Without including the pictures, copy out every line below.
[BEGIN Exercise data]
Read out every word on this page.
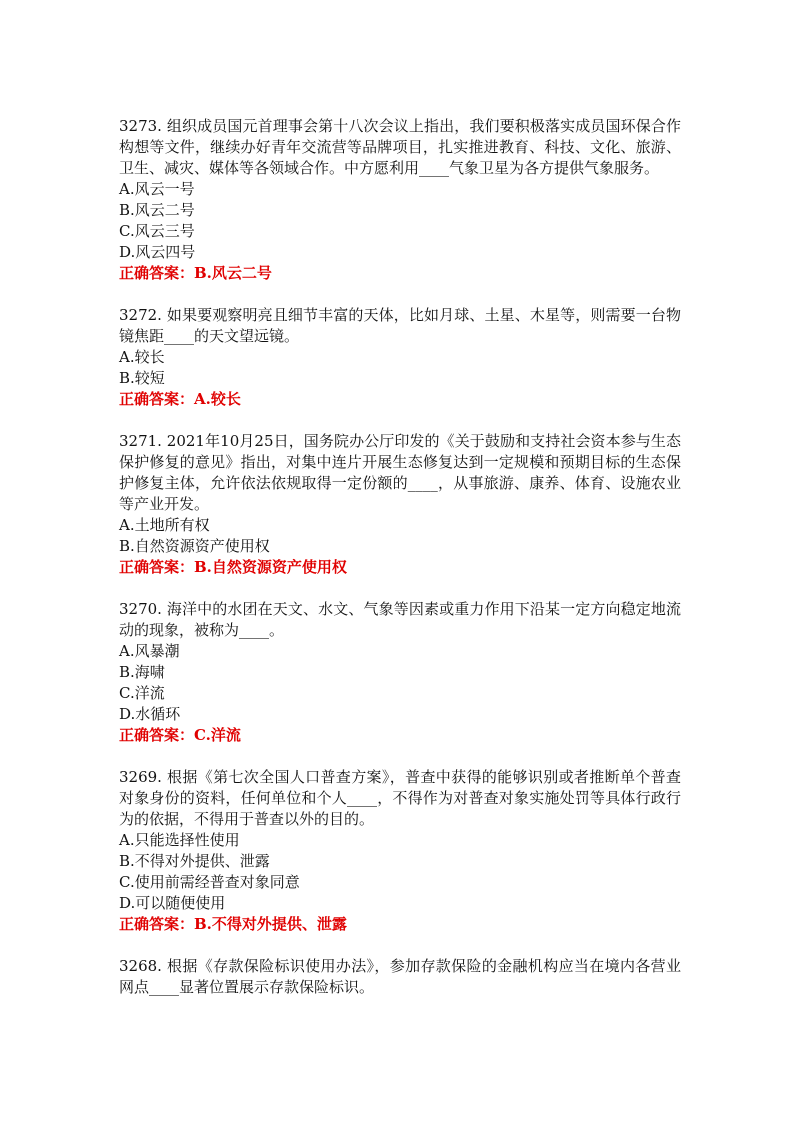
3273. 组织成员国元首理事会第十八次会议上指出，我们要积极落实成员国环保合作构想等文件，继续办好青年交流营等品牌项目，扎实推进教育、科技、文化、旅游、卫生、减灾、媒体等各领域合作。中方愿利用____气象卫星为各方提供气象服务。

A.风云一号

B.风云二号

C.风云三号

D.风云四号

正确答案：B.风云二号

3272. 如果要观察明亮且细节丰富的天体，比如月球、土星、木星等，则需要一台物镜焦距____的天文望远镜。

A.较长

B.较短

正确答案：A.较长

3271. 2021年10月25日，国务院办公厅印发的《关于鼓励和支持社会资本参与生态保护修复的意见》指出，对集中连片开展生态修复达到一定规模和预期目标的生态保护修复主体，允许依法依规取得一定份额的____，从事旅游、康养、体育、设施农业等产业开发。

A.土地所有权

B.自然资源资产使用权

正确答案：B.自然资源资产使用权

3270. 海洋中的水团在天文、水文、气象等因素或重力作用下沿某一定方向稳定地流动的现象，被称为____。

A.风暴潮

B.海啸

C.洋流

D.水循环

正确答案：C.洋流

3269. 根据《第七次全国人口普查方案》，普查中获得的能够识别或者推断单个普查对象身份的资料，任何单位和个人____，不得作为对普查对象实施处罚等具体行政行为的依据，不得用于普查以外的目的。

A.只能选择性使用

B.不得对外提供、泄露

C.使用前需经普查对象同意

D.可以随便使用

正确答案：B.不得对外提供、泄露

3268. 根据《存款保险标识使用办法》，参加存款保险的金融机构应当在境内各营业网点____显著位置展示存款保险标识。
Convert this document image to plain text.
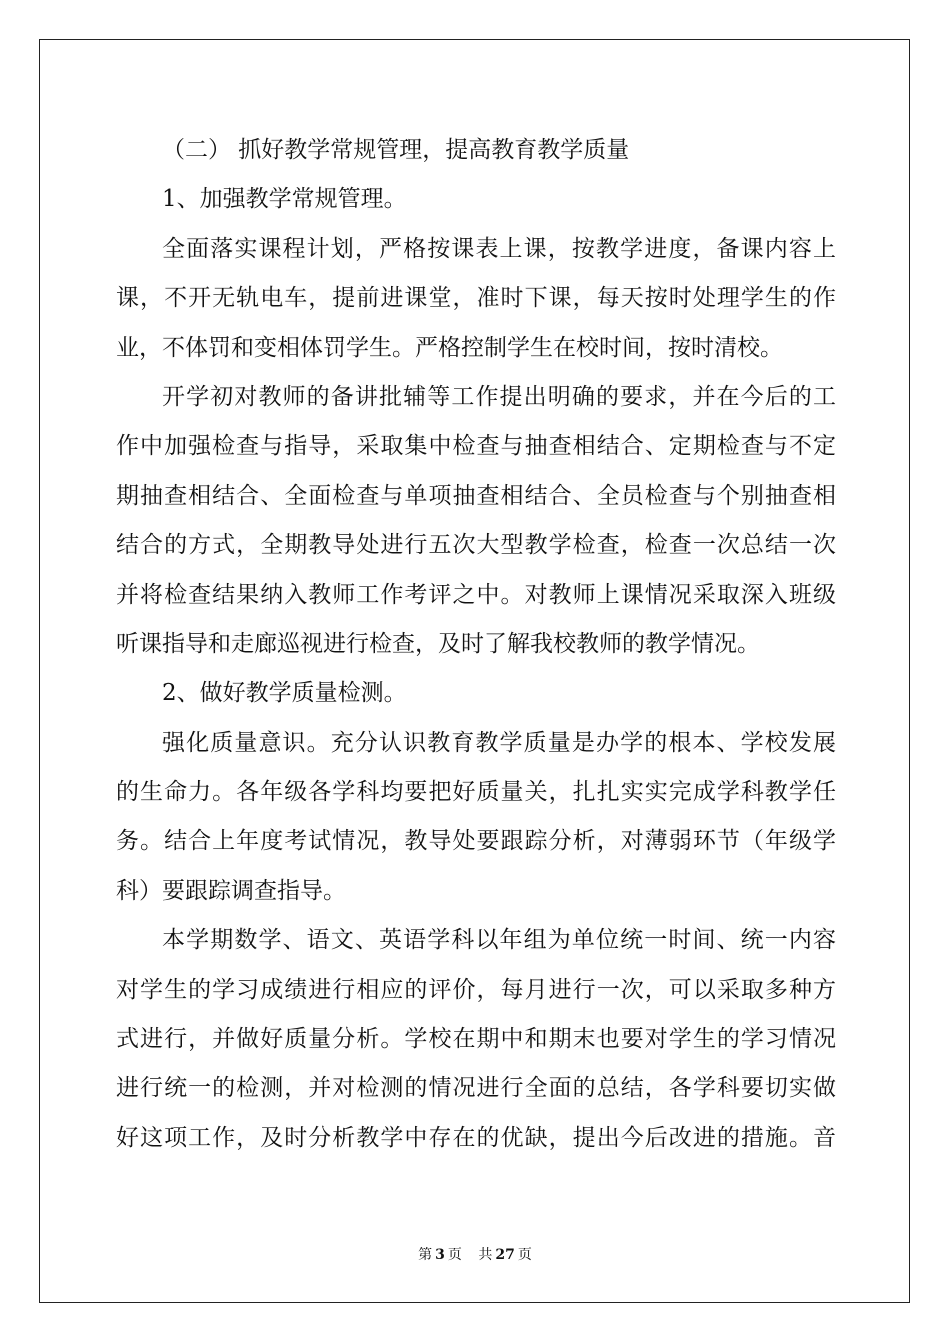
（二） 抓好教学常规管理，提高教育教学质量
1、加强教学常规管理。
全面落实课程计划，严格按课表上课，按教学进度，备课内容上
课，不开无轨电车，提前进课堂，准时下课，每天按时处理学生的作
业，不体罚和变相体罚学生。严格控制学生在校时间，按时清校。
开学初对教师的备讲批辅等工作提出明确的要求，并在今后的工
作中加强检查与指导，采取集中检查与抽查相结合、定期检查与不定
期抽查相结合、全面检查与单项抽查相结合、全员检查与个别抽查相
结合的方式，全期教导处进行五次大型教学检查，检查一次总结一次
并将检查结果纳入教师工作考评之中。对教师上课情况采取深入班级
听课指导和走廊巡视进行检查，及时了解我校教师的教学情况。
2、做好教学质量检测。
强化质量意识。充分认识教育教学质量是办学的根本、学校发展
的生命力。各年级各学科均要把好质量关，扎扎实实完成学科教学任
务。结合上年度考试情况，教导处要跟踪分析，对薄弱环节（年级学
科）要跟踪调查指导。
本学期数学、语文、英语学科以年组为单位统一时间、统一内容
对学生的学习成绩进行相应的评价，每月进行一次，可以采取多种方
式进行，并做好质量分析。学校在期中和期末也要对学生的学习情况
进行统一的检测，并对检测的情况进行全面的总结，各学科要切实做
好这项工作，及时分析教学中存在的优缺，提出今后改进的措施。音
第 3 页 共 27 页
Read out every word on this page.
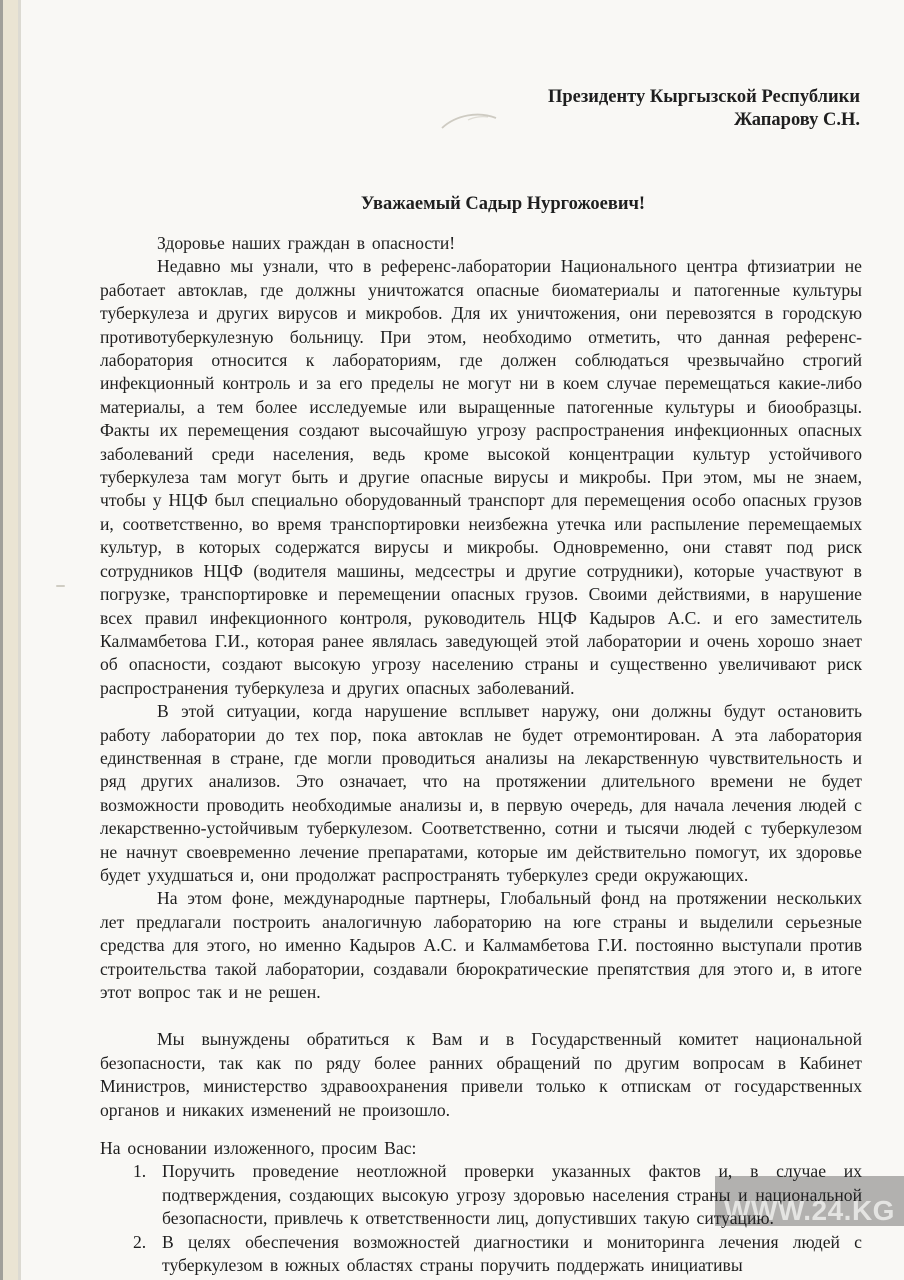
Президенту Кыргызской Республики
Жапарову С.Н.
Уважаемый Садыр Нургожоевич!

Здоровье наших граждан в опасности!

Недавно мы узнали, что в референс-лаборатории Национального центра фтизиатрии не работает автоклав, где должны уничтожатся опасные биоматериалы и патогенные культуры туберкулеза и других вирусов и микробов. Для их уничтожения, они перевозятся в городскую противотуберкулезную больницу. При этом, необходимо отметить, что данная референс-лаборатория относится к лабораториям, где должен соблюдаться чрезвычайно строгий инфекционный контроль и за его пределы не могут ни в коем случае перемещаться какие-либо материалы, а тем более исследуемые или выращенные патогенные культуры и биообразцы. Факты их перемещения создают высочайшую угрозу распространения инфекционных опасных заболеваний среди населения, ведь кроме высокой концентрации культур устойчивого туберкулеза там могут быть и другие опасные вирусы и микробы. При этом, мы не знаем, чтобы у НЦФ был специально оборудованный транспорт для перемещения особо опасных грузов и, соответственно, во время транспортировки неизбежна утечка или распыление перемещаемых культур, в которых содержатся вирусы и микробы. Одновременно, они ставят под риск сотрудников НЦФ (водителя машины, медсестры и другие сотрудники), которые участвуют в погрузке, транспортировке и перемещении опасных грузов. Своими действиями, в нарушение всех правил инфекционного контроля, руководитель НЦФ Кадыров А.С. и его заместитель Калмамбетова Г.И., которая ранее являлась заведующей этой лаборатории и очень хорошо знает об опасности, создают высокую угрозу населению страны и существенно увеличивают риск распространения туберкулеза и других опасных заболеваний.

В этой ситуации, когда нарушение всплывет наружу, они должны будут остановить работу лаборатории до тех пор, пока автоклав не будет отремонтирован. А эта лаборатория единственная в стране, где могли проводиться анализы на лекарственную чувствительность и ряд других анализов. Это означает, что на протяжении длительного времени не будет возможности проводить необходимые анализы и, в первую очередь, для начала лечения людей с лекарственно-устойчивым туберкулезом. Соответственно, сотни и тысячи людей с туберкулезом не начнут своевременно лечение препаратами, которые им действительно помогут, их здоровье будет ухудшаться и, они продолжат распространять туберкулез среди окружающих.

На этом фоне, международные партнеры, Глобальный фонд на протяжении нескольких лет предлагали построить аналогичную лабораторию на юге страны и выделили серьезные средства для этого, но именно Кадыров А.С. и Калмамбетова Г.И. постоянно выступали против строительства такой лаборатории, создавали бюрократические препятствия для этого и, в итоге этот вопрос так и не решен.

Мы вынуждены обратиться к Вам и в Государственный комитет национальной безопасности, так как по ряду более ранних обращений по другим вопросам в Кабинет Министров, министерство здравоохранения привели только к отпискам от государственных органов и никаких изменений не произошло.

На основании изложенного, просим Вас:

1. Поручить проведение неотложной проверки указанных фактов и, в случае их подтверждения, создающих высокую угрозу здоровью населения страны и национальной безопасности, привлечь к ответственности лиц, допустивших такую ситуацию.
2. В целях обеспечения возможностей диагностики и мониторинга лечения людей с туберкулезом в южных областях страны поручить поддержать инициативы
WWW.24.KG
[END Exercise data]
**Output of the exercise:**
Read out every word on this page.
3273. 组织成员国元首理事会第十八次会议上指出，我们要积极落实成员国环保合作构想等文件，继续办好青年交流营等品牌项目，扎实推进教育、科技、文化、旅游、卫生、减灾、媒体等各领域合作。中方愿利用____气象卫星为各方提供气象服务。

A.风云一号

B.风云二号

C.风云三号

D.风云四号

正确答案：B.风云二号

3272. 如果要观察明亮且细节丰富的天体，比如月球、土星、木星等，则需要一台物镜焦距____的天文望远镜。

A.较长

B.较短

正确答案：A.较长

3271. 2021年10月25日，国务院办公厅印发的《关于鼓励和支持社会资本参与生态保护修复的意见》指出，对集中连片开展生态修复达到一定规模和预期目标的生态保护修复主体，允许依法依规取得一定份额的____，从事旅游、康养、体育、设施农业等产业开发。

A.土地所有权

B.自然资源资产使用权

正确答案：B.自然资源资产使用权

3270. 海洋中的水团在天文、水文、气象等因素或重力作用下沿某一定方向稳定地流动的现象，被称为____。

A.风暴潮

B.海啸

C.洋流

D.水循环

正确答案：C.洋流

3269. 根据《第七次全国人口普查方案》，普查中获得的能够识别或者推断单个普查对象身份的资料，任何单位和个人____，不得作为对普查对象实施处罚等具体行政行为的依据，不得用于普查以外的目的。

A.只能选择性使用

B.不得对外提供、泄露

C.使用前需经普查对象同意

D.可以随便使用

正确答案：B.不得对外提供、泄露

3268. 根据《存款保险标识使用办法》，参加存款保险的金融机构应当在境内各营业网点____显著位置展示存款保险标识。
Convert this document image to plain text.
（二） 抓好教学常规管理，提高教育教学质量
1、加强教学常规管理。
全面落实课程计划，严格按课表上课，按教学进度，备课内容上
课，不开无轨电车，提前进课堂，准时下课，每天按时处理学生的作
业，不体罚和变相体罚学生。严格控制学生在校时间，按时清校。
开学初对教师的备讲批辅等工作提出明确的要求，并在今后的工
作中加强检查与指导，采取集中检查与抽查相结合、定期检查与不定
期抽查相结合、全面检查与单项抽查相结合、全员检查与个别抽查相
结合的方式，全期教导处进行五次大型教学检查，检查一次总结一次
并将检查结果纳入教师工作考评之中。对教师上课情况采取深入班级
听课指导和走廊巡视进行检查，及时了解我校教师的教学情况。
2、做好教学质量检测。
强化质量意识。充分认识教育教学质量是办学的根本、学校发展
的生命力。各年级各学科均要把好质量关，扎扎实实完成学科教学任
务。结合上年度考试情况，教导处要跟踪分析，对薄弱环节（年级学
科）要跟踪调查指导。
本学期数学、语文、英语学科以年组为单位统一时间、统一内容
对学生的学习成绩进行相应的评价，每月进行一次，可以采取多种方
式进行，并做好质量分析。学校在期中和期末也要对学生的学习情况
进行统一的检测，并对检测的情况进行全面的总结，各学科要切实做
好这项工作，及时分析教学中存在的优缺，提出今后改进的措施。音
第 3 页 共 27 页
Read out every word on this page.
Президенту Кыргызской Республики
Жапарову С.Н.
Уважаемый Садыр Нургожоевич!

Здоровье наших граждан в опасности!

Недавно мы узнали, что в референс-лаборатории Национального центра фтизиатрии не работает автоклав, где должны уничтожатся опасные биоматериалы и патогенные культуры туберкулеза и других вирусов и микробов. Для их уничтожения, они перевозятся в городскую противотуберкулезную больницу. При этом, необходимо отметить, что данная референс-лаборатория относится к лабораториям, где должен соблюдаться чрезвычайно строгий инфекционный контроль и за его пределы не могут ни в коем случае перемещаться какие-либо материалы, а тем более исследуемые или выращенные патогенные культуры и биообразцы. Факты их перемещения создают высочайшую угрозу распространения инфекционных опасных заболеваний среди населения, ведь кроме высокой концентрации культур устойчивого туберкулеза там могут быть и другие опасные вирусы и микробы. При этом, мы не знаем, чтобы у НЦФ был специально оборудованный транспорт для перемещения особо опасных грузов и, соответственно, во время транспортировки неизбежна утечка или распыление перемещаемых культур, в которых содержатся вирусы и микробы. Одновременно, они ставят под риск сотрудников НЦФ (водителя машины, медсестры и другие сотрудники), которые участвуют в погрузке, транспортировке и перемещении опасных грузов. Своими действиями, в нарушение всех правил инфекционного контроля, руководитель НЦФ Кадыров А.С. и его заместитель Калмамбетова Г.И., которая ранее являлась заведующей этой лаборатории и очень хорошо знает об опасности, создают высокую угрозу населению страны и существенно увеличивают риск распространения туберкулеза и других опасных заболеваний.

В этой ситуации, когда нарушение всплывет наружу, они должны будут остановить работу лаборатории до тех пор, пока автоклав не будет отремонтирован. А эта лаборатория единственная в стране, где могли проводиться анализы на лекарственную чувствительность и ряд других анализов. Это означает, что на протяжении длительного времени не будет возможности проводить необходимые анализы и, в первую очередь, для начала лечения людей с лекарственно-устойчивым туберкулезом. Соответственно, сотни и тысячи людей с туберкулезом не начнут своевременно лечение препаратами, которые им действительно помогут, их здоровье будет ухудшаться и, они продолжат распространять туберкулез среди окружающих.

На этом фоне, международные партнеры, Глобальный фонд на протяжении нескольких лет предлагали построить аналогичную лабораторию на юге страны и выделили серьезные средства для этого, но именно Кадыров А.С. и Калмамбетова Г.И. постоянно выступали против строительства такой лаборатории, создавали бюрократические препятствия для этого и, в итоге этот вопрос так и не решен.

Мы вынуждены обратиться к Вам и в Государственный комитет национальной безопасности, так как по ряду более ранних обращений по другим вопросам в Кабинет Министров, министерство здравоохранения привели только к отпискам от государственных органов и никаких изменений не произошло.

На основании изложенного, просим Вас:

1. Поручить проведение неотложной проверки указанных фактов и, в случае их подтверждения, создающих высокую угрозу здоровью населения страны и национальной безопасности, привлечь к ответственности лиц, допустивших такую ситуацию.
2. В целях обеспечения возможностей диагностики и мониторинга лечения людей с туберкулезом в южных областях страны поручить поддержать инициативы
WWW.24.KG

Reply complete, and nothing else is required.